**Challenge:** Each line containing the word "chiến" should be found and copied.

[Data excerpts]

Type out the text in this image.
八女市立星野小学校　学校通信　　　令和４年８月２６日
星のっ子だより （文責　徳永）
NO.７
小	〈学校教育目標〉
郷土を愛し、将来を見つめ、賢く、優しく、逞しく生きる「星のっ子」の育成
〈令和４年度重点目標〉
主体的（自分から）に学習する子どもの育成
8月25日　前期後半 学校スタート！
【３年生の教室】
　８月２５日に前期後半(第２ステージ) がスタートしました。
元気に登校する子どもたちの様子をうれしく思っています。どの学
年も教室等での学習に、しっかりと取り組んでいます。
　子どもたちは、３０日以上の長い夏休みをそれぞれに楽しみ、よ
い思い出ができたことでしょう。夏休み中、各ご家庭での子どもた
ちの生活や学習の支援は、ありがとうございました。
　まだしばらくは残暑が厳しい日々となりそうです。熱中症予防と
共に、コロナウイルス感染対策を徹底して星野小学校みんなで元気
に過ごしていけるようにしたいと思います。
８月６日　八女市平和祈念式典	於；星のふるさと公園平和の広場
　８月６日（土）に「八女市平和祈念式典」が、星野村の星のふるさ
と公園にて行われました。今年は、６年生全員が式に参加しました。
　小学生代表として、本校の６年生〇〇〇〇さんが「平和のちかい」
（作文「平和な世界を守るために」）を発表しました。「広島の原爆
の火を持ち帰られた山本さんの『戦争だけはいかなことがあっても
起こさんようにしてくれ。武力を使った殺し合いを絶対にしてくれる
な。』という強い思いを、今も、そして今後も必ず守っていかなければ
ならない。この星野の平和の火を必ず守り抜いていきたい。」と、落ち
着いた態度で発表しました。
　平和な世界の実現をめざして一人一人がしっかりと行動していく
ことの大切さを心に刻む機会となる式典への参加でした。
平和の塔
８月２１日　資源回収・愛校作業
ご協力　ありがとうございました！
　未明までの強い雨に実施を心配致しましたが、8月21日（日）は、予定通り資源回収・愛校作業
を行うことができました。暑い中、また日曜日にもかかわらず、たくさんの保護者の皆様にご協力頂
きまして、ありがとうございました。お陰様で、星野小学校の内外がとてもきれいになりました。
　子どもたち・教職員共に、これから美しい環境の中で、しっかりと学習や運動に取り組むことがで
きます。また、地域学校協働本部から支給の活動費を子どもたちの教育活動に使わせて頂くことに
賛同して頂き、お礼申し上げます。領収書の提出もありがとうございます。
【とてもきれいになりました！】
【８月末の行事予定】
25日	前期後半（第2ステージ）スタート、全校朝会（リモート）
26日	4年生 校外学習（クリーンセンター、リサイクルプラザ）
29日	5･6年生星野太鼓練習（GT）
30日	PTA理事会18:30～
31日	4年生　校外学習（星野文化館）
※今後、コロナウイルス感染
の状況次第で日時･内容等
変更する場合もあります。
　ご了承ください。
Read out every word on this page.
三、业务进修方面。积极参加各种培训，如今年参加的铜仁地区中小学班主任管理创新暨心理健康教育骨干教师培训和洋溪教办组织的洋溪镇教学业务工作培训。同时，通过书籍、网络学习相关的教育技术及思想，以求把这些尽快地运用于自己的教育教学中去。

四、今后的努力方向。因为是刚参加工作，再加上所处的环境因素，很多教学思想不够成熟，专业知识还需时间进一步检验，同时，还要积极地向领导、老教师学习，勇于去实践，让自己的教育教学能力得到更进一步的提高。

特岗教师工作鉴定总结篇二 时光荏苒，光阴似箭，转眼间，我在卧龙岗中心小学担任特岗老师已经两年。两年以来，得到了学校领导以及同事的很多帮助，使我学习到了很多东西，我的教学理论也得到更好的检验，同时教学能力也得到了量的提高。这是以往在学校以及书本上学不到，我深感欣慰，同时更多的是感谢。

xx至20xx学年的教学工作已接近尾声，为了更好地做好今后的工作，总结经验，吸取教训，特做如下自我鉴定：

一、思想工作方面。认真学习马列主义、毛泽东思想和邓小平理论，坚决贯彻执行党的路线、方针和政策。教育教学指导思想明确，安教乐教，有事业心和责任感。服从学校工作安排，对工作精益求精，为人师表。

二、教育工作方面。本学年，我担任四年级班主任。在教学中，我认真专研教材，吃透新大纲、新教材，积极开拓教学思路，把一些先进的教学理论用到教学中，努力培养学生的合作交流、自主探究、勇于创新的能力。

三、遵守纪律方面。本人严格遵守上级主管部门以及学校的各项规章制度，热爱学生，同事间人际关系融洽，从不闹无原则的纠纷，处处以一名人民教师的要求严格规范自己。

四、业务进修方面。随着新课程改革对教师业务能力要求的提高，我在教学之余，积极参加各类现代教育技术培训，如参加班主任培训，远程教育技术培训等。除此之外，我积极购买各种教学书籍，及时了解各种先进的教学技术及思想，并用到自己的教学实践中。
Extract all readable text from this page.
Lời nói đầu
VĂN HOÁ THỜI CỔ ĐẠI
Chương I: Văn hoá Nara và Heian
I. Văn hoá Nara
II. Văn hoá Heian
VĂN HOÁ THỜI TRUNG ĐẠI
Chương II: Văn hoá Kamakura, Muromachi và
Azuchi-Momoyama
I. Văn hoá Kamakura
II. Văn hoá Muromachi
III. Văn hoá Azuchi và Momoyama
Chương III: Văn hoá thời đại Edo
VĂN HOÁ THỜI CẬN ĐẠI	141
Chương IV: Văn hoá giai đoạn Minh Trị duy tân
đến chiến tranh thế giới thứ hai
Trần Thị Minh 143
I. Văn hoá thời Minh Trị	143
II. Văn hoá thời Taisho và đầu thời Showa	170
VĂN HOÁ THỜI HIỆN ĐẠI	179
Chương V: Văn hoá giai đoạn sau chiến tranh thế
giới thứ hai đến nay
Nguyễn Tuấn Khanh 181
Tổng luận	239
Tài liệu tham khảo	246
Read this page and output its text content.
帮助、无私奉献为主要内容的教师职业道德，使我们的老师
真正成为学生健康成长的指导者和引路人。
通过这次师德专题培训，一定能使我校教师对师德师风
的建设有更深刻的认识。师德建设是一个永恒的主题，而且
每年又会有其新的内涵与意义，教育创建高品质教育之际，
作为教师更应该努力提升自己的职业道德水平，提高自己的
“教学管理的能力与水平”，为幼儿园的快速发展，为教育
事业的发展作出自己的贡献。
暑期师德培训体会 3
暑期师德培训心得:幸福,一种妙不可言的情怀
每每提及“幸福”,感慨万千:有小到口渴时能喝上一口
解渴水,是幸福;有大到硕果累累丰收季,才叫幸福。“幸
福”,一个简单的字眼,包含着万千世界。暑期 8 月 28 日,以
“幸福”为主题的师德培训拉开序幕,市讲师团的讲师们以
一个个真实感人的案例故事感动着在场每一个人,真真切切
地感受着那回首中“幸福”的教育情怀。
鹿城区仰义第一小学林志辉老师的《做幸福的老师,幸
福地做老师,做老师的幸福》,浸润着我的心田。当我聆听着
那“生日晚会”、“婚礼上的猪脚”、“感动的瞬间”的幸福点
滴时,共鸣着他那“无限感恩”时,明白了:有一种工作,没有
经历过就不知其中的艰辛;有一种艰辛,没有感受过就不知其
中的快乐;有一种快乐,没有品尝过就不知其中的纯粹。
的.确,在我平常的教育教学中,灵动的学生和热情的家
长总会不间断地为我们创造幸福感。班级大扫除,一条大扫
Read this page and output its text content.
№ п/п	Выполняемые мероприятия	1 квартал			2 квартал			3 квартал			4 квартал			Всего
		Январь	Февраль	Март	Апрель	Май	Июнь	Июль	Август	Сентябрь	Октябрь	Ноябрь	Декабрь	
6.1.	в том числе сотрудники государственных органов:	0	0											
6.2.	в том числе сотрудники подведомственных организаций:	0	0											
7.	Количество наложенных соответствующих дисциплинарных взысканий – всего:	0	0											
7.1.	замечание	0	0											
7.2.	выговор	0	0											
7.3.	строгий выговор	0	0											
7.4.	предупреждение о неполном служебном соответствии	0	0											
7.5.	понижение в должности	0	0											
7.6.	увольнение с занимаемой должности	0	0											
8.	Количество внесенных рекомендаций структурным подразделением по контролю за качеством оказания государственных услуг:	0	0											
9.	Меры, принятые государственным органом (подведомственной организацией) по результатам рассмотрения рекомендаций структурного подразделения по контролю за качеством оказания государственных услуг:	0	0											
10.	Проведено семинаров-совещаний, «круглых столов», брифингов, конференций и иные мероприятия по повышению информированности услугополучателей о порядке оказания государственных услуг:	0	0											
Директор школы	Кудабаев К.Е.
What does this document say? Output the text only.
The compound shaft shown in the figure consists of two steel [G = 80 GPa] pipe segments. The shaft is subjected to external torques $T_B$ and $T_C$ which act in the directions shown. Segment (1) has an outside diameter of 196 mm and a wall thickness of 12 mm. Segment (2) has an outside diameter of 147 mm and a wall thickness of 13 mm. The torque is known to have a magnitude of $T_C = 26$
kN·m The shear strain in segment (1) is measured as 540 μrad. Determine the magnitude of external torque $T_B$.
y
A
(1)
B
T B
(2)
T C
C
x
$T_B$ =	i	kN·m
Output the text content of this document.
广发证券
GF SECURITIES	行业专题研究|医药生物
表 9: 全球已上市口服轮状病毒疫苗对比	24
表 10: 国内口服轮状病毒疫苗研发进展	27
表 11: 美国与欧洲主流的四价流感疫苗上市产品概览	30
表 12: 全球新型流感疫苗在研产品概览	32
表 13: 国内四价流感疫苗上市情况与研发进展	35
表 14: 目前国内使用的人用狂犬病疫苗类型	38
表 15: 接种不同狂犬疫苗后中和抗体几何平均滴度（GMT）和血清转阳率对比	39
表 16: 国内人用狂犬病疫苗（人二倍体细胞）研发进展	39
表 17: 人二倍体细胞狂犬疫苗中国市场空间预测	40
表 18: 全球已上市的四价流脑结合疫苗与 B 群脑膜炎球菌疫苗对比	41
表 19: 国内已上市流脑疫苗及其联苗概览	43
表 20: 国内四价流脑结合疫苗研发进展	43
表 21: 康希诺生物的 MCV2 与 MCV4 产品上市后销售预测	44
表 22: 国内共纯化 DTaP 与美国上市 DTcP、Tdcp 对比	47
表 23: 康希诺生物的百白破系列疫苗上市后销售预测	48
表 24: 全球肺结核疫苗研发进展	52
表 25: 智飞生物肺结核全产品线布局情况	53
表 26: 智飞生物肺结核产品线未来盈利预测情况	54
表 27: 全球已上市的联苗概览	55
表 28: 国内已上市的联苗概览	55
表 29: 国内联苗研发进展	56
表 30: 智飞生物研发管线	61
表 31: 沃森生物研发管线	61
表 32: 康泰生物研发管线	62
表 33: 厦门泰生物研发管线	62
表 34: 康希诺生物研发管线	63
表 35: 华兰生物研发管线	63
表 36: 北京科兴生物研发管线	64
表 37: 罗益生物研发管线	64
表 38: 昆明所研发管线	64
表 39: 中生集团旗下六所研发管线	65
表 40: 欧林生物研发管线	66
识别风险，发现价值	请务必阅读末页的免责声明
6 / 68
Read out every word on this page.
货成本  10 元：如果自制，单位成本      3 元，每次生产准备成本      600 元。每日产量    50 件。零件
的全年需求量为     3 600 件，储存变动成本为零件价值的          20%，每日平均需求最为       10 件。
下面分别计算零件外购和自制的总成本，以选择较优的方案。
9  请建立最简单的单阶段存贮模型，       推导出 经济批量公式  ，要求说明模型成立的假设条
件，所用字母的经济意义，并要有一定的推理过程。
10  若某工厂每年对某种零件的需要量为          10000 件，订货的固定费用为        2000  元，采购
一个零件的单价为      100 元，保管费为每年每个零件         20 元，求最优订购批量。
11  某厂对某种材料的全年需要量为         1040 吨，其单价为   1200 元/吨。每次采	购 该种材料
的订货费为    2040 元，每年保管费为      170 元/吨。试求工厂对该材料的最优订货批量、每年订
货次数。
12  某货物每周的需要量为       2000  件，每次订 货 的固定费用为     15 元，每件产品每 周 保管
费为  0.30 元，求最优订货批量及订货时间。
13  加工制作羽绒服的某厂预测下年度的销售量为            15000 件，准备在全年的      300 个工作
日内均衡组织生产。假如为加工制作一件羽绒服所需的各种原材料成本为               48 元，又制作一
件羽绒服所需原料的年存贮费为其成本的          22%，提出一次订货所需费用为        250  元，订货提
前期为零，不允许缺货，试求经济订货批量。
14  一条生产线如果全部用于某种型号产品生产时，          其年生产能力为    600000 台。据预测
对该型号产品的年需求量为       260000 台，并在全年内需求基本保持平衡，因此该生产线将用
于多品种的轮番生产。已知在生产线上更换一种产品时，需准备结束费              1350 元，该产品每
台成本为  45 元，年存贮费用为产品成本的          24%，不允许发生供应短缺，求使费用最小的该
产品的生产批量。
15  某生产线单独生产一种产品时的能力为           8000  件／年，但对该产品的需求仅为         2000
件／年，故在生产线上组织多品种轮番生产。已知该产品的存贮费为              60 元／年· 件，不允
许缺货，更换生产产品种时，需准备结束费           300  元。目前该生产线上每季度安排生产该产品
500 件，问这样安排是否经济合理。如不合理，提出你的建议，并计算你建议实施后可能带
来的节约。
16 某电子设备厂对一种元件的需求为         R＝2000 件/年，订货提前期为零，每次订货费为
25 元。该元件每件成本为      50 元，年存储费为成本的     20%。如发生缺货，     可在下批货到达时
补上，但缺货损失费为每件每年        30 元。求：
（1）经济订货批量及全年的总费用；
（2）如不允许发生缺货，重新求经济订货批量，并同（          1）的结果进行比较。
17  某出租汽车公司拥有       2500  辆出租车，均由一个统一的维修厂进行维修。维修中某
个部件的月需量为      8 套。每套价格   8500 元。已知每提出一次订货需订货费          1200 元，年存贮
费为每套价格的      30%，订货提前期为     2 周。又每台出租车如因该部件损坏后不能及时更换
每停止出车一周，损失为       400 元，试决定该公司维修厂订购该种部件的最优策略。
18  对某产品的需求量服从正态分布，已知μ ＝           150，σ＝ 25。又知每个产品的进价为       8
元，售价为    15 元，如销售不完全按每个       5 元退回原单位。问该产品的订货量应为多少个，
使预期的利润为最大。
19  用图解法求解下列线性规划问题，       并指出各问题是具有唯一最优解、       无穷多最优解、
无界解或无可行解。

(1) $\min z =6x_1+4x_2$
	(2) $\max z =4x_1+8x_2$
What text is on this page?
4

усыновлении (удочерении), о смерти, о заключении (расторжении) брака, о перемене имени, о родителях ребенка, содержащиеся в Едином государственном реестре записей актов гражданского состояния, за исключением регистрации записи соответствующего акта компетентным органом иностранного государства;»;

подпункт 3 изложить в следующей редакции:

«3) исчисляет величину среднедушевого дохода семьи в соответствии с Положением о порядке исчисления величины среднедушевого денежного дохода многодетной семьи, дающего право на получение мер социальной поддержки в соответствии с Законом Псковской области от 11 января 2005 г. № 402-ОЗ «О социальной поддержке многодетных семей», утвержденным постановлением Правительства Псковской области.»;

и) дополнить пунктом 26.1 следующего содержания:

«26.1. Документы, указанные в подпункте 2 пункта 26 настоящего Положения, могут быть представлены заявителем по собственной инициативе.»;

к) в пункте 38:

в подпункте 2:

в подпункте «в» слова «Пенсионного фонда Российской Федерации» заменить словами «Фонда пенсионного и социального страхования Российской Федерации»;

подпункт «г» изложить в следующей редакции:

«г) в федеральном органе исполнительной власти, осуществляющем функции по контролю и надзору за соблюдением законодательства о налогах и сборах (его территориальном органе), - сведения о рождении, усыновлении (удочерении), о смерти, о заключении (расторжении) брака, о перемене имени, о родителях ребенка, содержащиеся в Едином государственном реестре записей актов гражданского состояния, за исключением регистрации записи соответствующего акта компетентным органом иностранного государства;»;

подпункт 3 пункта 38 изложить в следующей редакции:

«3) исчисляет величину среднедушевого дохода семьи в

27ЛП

**Response to this exercise:**
đến chiến tranh thế giới thứ hai
Chương V: Văn hoá giai đoạn sau chiến tranh thế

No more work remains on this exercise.